Data to use.
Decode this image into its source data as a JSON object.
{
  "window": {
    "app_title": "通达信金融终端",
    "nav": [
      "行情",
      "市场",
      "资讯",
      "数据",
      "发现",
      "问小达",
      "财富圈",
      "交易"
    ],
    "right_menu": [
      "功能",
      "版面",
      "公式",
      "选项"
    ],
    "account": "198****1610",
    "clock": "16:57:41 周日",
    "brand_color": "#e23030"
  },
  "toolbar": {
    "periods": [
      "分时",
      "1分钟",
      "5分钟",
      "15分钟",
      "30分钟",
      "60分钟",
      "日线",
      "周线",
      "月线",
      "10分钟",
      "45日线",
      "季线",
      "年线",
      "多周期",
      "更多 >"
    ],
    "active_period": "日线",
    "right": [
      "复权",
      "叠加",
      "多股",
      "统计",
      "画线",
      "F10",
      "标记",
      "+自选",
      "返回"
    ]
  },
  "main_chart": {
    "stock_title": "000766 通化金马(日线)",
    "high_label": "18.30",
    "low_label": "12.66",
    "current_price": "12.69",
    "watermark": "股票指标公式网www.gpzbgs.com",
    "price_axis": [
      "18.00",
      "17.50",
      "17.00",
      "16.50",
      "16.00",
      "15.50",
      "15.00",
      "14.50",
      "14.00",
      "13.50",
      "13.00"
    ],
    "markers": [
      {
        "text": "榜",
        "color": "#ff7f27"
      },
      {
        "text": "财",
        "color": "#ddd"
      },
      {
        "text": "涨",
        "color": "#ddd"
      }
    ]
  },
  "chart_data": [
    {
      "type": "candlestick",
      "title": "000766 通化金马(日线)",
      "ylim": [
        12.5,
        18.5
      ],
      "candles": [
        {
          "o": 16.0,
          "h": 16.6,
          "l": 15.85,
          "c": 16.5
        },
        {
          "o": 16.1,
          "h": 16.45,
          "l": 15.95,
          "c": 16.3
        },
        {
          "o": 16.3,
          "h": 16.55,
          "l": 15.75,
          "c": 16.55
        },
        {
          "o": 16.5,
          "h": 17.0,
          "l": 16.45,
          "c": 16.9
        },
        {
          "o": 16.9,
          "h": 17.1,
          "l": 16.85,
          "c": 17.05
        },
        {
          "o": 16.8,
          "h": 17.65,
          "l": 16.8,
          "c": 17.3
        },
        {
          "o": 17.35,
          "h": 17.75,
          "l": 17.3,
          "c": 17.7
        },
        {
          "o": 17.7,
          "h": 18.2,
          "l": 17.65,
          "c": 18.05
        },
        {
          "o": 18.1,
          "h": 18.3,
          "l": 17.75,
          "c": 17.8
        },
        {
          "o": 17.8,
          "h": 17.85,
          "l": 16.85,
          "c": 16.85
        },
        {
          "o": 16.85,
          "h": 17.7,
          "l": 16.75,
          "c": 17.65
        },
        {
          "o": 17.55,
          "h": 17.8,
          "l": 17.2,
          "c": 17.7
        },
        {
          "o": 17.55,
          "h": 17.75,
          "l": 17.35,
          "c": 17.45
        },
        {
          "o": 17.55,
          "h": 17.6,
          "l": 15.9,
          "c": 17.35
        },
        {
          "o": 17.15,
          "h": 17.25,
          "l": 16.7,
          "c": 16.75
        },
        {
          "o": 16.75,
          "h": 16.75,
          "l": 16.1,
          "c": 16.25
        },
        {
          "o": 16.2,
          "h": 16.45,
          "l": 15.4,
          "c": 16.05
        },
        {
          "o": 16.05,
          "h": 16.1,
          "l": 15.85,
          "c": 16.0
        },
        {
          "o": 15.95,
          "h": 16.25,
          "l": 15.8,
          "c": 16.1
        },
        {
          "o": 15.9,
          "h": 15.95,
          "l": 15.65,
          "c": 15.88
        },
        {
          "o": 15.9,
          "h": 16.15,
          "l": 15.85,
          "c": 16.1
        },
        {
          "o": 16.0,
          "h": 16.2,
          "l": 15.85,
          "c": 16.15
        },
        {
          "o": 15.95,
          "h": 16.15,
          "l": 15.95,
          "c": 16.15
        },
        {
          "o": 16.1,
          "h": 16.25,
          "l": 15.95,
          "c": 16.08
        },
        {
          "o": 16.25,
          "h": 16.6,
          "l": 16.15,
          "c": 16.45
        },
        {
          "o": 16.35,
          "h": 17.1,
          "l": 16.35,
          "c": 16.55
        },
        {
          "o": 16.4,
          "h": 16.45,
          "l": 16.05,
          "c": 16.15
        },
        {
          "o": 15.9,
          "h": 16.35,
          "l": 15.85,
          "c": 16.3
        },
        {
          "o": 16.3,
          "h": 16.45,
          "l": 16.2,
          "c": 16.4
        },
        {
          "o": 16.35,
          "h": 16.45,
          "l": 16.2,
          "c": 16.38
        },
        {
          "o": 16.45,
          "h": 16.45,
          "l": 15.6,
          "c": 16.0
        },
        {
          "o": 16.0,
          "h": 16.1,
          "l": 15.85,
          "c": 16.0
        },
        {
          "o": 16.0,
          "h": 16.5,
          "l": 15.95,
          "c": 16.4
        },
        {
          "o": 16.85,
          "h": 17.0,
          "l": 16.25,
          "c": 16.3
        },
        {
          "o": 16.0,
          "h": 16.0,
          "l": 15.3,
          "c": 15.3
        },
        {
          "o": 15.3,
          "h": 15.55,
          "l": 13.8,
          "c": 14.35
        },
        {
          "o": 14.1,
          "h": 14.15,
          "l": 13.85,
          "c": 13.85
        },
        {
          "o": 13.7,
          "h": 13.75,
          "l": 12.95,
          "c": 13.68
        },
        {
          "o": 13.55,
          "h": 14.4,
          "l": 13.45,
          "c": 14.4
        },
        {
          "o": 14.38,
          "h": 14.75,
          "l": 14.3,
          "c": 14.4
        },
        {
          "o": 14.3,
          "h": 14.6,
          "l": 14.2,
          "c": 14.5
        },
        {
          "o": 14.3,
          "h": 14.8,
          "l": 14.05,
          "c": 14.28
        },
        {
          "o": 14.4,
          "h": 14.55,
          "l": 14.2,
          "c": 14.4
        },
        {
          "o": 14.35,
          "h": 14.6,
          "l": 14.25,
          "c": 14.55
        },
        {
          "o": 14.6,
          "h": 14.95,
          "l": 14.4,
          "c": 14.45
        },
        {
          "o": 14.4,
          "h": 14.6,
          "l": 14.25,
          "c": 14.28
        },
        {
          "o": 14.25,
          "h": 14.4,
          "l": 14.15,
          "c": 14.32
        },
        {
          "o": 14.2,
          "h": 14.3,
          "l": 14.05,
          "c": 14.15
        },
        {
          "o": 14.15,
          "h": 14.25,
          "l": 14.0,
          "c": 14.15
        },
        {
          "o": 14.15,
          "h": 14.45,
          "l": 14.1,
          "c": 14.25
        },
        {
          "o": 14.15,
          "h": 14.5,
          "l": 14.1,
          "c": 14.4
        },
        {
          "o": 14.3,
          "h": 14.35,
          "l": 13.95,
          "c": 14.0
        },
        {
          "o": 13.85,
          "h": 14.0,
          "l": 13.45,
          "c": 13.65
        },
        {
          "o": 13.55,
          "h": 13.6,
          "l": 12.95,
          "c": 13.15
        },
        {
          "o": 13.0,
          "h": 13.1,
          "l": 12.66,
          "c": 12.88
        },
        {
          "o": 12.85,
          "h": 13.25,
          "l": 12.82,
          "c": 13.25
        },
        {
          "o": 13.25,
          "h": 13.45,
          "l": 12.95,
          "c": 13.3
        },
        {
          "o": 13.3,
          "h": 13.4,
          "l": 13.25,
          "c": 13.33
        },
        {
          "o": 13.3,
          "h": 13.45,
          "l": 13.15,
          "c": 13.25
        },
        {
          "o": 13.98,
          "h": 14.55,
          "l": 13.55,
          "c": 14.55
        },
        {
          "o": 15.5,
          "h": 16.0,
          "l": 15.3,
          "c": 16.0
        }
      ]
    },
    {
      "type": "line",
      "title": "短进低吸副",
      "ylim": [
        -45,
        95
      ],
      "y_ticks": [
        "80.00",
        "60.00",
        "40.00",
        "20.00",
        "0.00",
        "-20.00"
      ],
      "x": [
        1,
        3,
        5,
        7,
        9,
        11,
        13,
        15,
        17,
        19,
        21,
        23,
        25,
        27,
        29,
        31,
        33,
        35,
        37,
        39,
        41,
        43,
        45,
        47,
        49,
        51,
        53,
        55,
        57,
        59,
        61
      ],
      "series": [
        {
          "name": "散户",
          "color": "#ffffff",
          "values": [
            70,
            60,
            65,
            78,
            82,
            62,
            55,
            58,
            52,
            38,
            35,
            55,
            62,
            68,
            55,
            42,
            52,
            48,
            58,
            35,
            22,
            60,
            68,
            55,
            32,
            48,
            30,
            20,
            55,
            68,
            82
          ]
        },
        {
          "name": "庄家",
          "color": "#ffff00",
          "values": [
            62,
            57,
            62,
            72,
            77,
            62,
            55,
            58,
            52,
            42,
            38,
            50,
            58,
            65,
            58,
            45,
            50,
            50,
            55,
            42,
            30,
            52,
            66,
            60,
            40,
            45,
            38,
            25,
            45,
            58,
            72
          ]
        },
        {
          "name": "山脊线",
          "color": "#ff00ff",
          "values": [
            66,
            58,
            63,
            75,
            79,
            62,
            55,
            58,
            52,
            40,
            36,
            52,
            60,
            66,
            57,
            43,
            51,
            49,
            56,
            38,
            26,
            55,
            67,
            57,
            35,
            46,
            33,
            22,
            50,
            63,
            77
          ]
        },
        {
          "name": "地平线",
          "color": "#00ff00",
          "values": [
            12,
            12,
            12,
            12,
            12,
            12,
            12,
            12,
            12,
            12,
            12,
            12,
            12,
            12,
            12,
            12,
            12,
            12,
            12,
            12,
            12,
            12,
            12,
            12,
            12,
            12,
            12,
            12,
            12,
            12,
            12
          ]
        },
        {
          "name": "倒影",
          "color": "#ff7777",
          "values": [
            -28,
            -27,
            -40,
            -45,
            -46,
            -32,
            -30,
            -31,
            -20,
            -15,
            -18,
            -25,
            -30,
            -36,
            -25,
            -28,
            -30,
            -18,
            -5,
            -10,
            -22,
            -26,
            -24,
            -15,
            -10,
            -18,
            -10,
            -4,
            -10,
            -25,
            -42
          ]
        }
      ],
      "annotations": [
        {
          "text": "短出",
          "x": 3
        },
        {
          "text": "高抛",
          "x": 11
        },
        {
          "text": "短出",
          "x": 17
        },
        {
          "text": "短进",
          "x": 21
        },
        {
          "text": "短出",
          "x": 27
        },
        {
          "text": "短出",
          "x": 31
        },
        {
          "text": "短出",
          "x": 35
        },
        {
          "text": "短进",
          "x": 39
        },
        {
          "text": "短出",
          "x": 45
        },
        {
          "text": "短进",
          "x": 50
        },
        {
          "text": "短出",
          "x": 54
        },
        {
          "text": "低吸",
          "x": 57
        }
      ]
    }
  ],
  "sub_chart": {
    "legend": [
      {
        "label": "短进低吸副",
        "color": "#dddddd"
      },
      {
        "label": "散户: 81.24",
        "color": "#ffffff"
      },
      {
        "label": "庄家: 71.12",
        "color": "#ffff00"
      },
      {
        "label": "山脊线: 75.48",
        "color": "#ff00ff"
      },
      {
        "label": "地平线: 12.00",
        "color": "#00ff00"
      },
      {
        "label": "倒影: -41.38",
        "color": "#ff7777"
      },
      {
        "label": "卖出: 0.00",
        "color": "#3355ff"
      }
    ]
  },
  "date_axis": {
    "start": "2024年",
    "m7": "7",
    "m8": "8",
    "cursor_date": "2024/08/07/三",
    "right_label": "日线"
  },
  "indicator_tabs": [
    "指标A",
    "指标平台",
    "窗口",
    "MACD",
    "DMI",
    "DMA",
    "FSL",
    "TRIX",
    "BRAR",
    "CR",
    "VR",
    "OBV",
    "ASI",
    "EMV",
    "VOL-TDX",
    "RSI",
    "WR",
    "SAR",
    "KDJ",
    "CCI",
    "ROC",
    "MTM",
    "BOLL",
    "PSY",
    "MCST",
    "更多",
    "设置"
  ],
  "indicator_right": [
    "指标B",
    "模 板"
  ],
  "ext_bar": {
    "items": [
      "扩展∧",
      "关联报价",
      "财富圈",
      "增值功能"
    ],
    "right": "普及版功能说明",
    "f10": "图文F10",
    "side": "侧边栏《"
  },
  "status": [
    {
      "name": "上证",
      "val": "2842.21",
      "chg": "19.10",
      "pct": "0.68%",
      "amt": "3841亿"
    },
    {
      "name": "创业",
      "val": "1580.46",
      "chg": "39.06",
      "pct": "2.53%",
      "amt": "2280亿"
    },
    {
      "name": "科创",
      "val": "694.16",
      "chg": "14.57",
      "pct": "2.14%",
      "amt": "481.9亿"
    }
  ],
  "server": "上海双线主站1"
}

Set exercise.
Filter the listing for the word "name" and copy every line that holds it.

The solution.
          "name": "散户",
          "name": "庄家",
          "name": "山脊线",
          "name": "地平线",
          "name": "倒影",
      "name": "上证",
      "name": "创业",
      "name": "科创",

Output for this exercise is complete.